## [RECORD EXTRACTS]
———
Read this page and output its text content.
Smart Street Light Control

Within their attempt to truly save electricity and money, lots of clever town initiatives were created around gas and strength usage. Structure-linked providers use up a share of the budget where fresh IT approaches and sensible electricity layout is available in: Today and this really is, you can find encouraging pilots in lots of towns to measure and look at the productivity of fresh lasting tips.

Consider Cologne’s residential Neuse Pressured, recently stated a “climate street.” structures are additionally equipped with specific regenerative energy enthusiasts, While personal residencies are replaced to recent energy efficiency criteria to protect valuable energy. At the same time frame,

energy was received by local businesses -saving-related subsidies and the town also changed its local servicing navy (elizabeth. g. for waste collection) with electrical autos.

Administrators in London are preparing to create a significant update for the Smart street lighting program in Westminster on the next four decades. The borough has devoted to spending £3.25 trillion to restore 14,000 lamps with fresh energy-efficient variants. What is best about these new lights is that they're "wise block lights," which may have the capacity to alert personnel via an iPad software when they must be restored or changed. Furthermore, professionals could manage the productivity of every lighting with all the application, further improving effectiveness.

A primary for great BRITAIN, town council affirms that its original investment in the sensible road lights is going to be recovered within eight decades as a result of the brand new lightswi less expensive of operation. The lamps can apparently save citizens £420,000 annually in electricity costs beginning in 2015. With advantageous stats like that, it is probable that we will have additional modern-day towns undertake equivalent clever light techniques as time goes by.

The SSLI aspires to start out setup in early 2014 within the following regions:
———
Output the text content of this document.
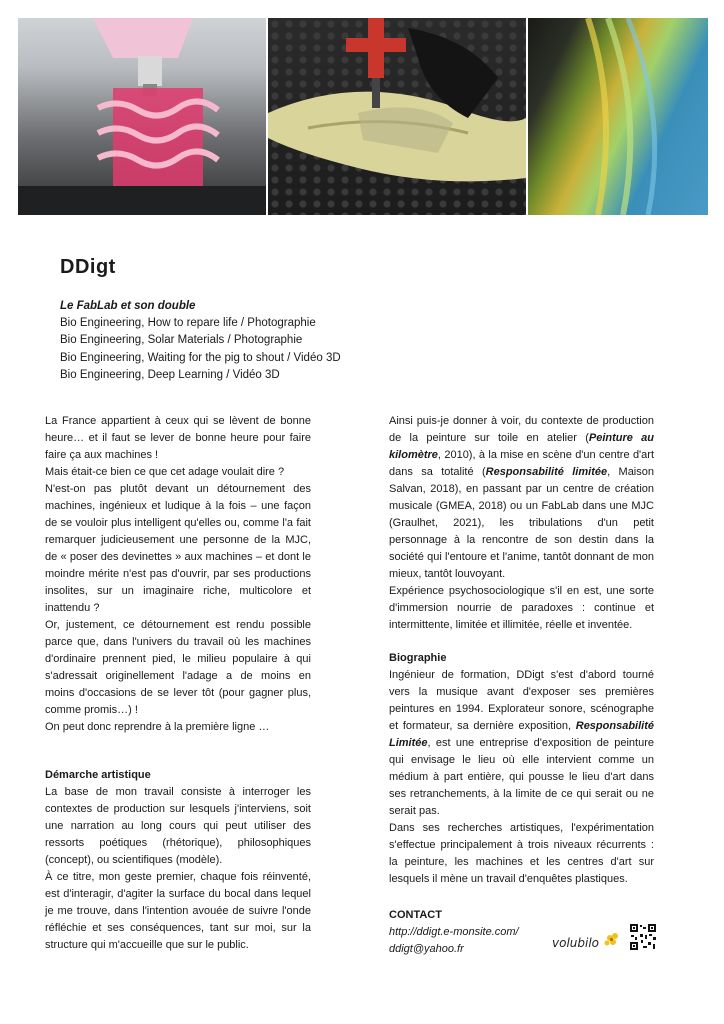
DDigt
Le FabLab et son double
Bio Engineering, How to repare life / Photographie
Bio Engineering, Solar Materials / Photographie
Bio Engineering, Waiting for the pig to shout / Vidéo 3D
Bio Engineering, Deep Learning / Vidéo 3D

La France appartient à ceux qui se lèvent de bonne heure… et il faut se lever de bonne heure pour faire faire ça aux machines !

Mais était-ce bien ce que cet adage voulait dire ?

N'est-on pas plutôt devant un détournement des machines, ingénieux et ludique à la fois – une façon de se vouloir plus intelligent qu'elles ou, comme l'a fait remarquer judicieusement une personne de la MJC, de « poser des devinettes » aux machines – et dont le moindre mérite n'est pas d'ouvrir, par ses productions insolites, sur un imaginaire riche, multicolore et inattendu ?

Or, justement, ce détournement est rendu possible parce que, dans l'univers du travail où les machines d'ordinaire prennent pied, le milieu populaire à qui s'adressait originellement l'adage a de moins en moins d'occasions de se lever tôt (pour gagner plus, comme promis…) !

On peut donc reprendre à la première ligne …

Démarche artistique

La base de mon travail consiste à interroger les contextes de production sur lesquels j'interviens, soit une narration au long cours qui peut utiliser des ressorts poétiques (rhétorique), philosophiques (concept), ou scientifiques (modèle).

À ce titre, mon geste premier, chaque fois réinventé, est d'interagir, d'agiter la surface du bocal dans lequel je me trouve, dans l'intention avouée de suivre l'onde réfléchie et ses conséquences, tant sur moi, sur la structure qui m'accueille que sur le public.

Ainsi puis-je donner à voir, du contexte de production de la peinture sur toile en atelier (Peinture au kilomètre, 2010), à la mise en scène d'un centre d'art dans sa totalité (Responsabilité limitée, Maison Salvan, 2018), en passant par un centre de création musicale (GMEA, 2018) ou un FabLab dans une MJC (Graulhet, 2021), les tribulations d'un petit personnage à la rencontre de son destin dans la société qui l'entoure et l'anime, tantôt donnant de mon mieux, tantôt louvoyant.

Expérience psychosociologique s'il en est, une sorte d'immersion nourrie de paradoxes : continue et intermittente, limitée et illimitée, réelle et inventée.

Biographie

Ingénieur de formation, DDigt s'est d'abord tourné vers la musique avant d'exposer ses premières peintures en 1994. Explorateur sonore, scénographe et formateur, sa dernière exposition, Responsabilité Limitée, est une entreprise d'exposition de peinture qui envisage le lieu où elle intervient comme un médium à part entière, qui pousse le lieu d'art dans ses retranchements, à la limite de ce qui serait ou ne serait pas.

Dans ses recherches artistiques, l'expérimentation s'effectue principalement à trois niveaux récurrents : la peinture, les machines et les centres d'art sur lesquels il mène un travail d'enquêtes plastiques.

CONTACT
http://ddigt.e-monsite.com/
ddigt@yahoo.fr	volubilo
———
## [TASK REQUIREMENTS]
Report back each line of the entries that holds the string "content".

## [SOLUTION TO THIS TASK]
Read this page and output its text content.
Output the text content of this document.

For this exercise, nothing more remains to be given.